Given instruction >>
Repeat the rows below verbatim, starting with the first one and stopping after the line that contains "title-banner: 截图评论 [0, 104, 318, 200]".

Rows from a dataset
⟨
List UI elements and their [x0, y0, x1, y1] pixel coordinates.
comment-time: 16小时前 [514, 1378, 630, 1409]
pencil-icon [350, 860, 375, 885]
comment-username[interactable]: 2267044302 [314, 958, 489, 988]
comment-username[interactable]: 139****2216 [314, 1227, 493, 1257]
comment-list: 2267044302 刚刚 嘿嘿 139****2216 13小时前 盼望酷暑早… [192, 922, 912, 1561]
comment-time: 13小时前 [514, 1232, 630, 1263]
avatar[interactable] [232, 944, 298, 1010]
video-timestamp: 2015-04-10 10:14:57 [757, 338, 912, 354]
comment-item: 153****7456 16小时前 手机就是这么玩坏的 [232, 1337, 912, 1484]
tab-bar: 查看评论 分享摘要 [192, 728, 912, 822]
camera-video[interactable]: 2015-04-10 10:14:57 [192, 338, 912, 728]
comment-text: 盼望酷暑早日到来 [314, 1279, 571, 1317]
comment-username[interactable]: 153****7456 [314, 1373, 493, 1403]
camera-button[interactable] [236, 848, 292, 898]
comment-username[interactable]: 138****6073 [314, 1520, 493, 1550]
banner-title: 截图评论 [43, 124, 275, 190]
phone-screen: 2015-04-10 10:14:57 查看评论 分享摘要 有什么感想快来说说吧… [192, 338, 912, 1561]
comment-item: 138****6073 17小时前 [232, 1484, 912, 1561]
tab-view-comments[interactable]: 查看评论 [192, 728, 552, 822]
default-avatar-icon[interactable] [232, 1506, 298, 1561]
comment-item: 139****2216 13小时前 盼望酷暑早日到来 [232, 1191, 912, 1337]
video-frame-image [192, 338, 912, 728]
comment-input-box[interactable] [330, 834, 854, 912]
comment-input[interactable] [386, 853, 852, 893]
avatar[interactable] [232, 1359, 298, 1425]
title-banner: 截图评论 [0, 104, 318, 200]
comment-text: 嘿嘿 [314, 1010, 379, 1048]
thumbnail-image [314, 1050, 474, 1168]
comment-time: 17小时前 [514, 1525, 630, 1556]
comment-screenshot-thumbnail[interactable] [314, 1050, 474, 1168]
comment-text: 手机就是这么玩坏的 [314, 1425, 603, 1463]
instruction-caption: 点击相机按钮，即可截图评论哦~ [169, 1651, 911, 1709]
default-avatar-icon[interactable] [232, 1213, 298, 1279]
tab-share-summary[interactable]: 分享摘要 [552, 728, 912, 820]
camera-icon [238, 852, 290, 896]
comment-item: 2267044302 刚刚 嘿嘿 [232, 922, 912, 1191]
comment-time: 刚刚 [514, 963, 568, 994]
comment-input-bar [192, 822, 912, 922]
⟩
Correct output >>
List UI elements and their [x0, y0, x1, y1] pixel coordinates.
comment-time: 16小时前 [514, 1378, 630, 1409]
pencil-icon [350, 860, 375, 885]
comment-username[interactable]: 2267044302 [314, 958, 489, 988]
comment-username[interactable]: 139****2216 [314, 1227, 493, 1257]
comment-list: 2267044302 刚刚 嘿嘿 139****2216 13小时前 盼望酷暑早… [192, 922, 912, 1561]
comment-time: 13小时前 [514, 1232, 630, 1263]
avatar[interactable] [232, 944, 298, 1010]
video-timestamp: 2015-04-10 10:14:57 [757, 338, 912, 354]
comment-item: 153****7456 16小时前 手机就是这么玩坏的 [232, 1337, 912, 1484]
tab-bar: 查看评论 分享摘要 [192, 728, 912, 822]
camera-video[interactable]: 2015-04-10 10:14:57 [192, 338, 912, 728]
comment-text: 盼望酷暑早日到来 [314, 1279, 571, 1317]
comment-username[interactable]: 153****7456 [314, 1373, 493, 1403]
camera-button[interactable] [236, 848, 292, 898]
comment-username[interactable]: 138****6073 [314, 1520, 493, 1550]
banner-title: 截图评论 [43, 124, 275, 190]
phone-screen: 2015-04-10 10:14:57 查看评论 分享摘要 有什么感想快来说说吧… [192, 338, 912, 1561]
comment-item: 138****6073 17小时前 [232, 1484, 912, 1561]
tab-view-comments[interactable]: 查看评论 [192, 728, 552, 822]
default-avatar-icon[interactable] [232, 1506, 298, 1561]
comment-item: 139****2216 13小时前 盼望酷暑早日到来 [232, 1191, 912, 1337]
video-frame-image [192, 338, 912, 728]
comment-input-box[interactable] [330, 834, 854, 912]
comment-input[interactable] [386, 853, 852, 893]
avatar[interactable] [232, 1359, 298, 1425]
title-banner: 截图评论 [0, 104, 318, 200]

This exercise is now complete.